- Work to do
Each line should be copied exactly.

- Records for the exercise

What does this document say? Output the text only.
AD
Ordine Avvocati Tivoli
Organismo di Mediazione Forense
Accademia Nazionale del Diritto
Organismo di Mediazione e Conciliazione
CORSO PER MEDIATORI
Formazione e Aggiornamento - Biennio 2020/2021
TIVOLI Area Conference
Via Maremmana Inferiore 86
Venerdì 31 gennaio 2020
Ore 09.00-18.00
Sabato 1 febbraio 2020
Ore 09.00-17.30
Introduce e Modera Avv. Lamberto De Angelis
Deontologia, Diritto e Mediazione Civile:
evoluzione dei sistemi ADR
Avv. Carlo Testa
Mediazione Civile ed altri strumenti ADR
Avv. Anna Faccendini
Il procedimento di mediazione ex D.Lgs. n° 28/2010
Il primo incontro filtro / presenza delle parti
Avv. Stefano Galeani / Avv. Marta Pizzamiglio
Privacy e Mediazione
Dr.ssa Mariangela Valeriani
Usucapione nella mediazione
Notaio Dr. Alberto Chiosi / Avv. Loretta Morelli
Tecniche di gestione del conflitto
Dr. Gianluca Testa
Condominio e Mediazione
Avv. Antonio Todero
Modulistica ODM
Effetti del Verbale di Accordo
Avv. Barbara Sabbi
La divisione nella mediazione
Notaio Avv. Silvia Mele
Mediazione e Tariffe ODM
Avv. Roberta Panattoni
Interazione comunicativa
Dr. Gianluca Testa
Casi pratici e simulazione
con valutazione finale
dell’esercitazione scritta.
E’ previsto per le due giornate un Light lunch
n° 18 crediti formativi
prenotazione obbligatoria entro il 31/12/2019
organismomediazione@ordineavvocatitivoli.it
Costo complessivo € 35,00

- Task answer
What does this document say? Output the text only.
AD
Ordine Avvocati Tivoli
Organismo di Mediazione Forense
Accademia Nazionale del Diritto
Organismo di Mediazione e Conciliazione
CORSO PER MEDIATORI
Formazione e Aggiornamento - Biennio 2020/2021
TIVOLI Area Conference
Via Maremmana Inferiore 86
Venerdì 31 gennaio 2020
Ore 09.00-18.00
Sabato 1 febbraio 2020
Ore 09.00-17.30
Introduce e Modera Avv. Lamberto De Angelis
Deontologia, Diritto e Mediazione Civile:
evoluzione dei sistemi ADR
Avv. Carlo Testa
Mediazione Civile ed altri strumenti ADR
Avv. Anna Faccendini
Il procedimento di mediazione ex D.Lgs. n° 28/2010
Il primo incontro filtro / presenza delle parti
Avv. Stefano Galeani / Avv. Marta Pizzamiglio
Privacy e Mediazione
Dr.ssa Mariangela Valeriani
Usucapione nella mediazione
Notaio Dr. Alberto Chiosi / Avv. Loretta Morelli
Tecniche di gestione del conflitto
Dr. Gianluca Testa
Condominio e Mediazione
Avv. Antonio Todero
Modulistica ODM
Effetti del Verbale di Accordo
Avv. Barbara Sabbi
La divisione nella mediazione
Notaio Avv. Silvia Mele
Mediazione e Tariffe ODM
Avv. Roberta Panattoni
Interazione comunicativa
Dr. Gianluca Testa
Casi pratici e simulazione
con valutazione finale
dell’esercitazione scritta.
E’ previsto per le due giornate un Light lunch
n° 18 crediti formativi
prenotazione obbligatoria entro il 31/12/2019
organismomediazione@ordineavvocatitivoli.it
Costo complessivo € 35,00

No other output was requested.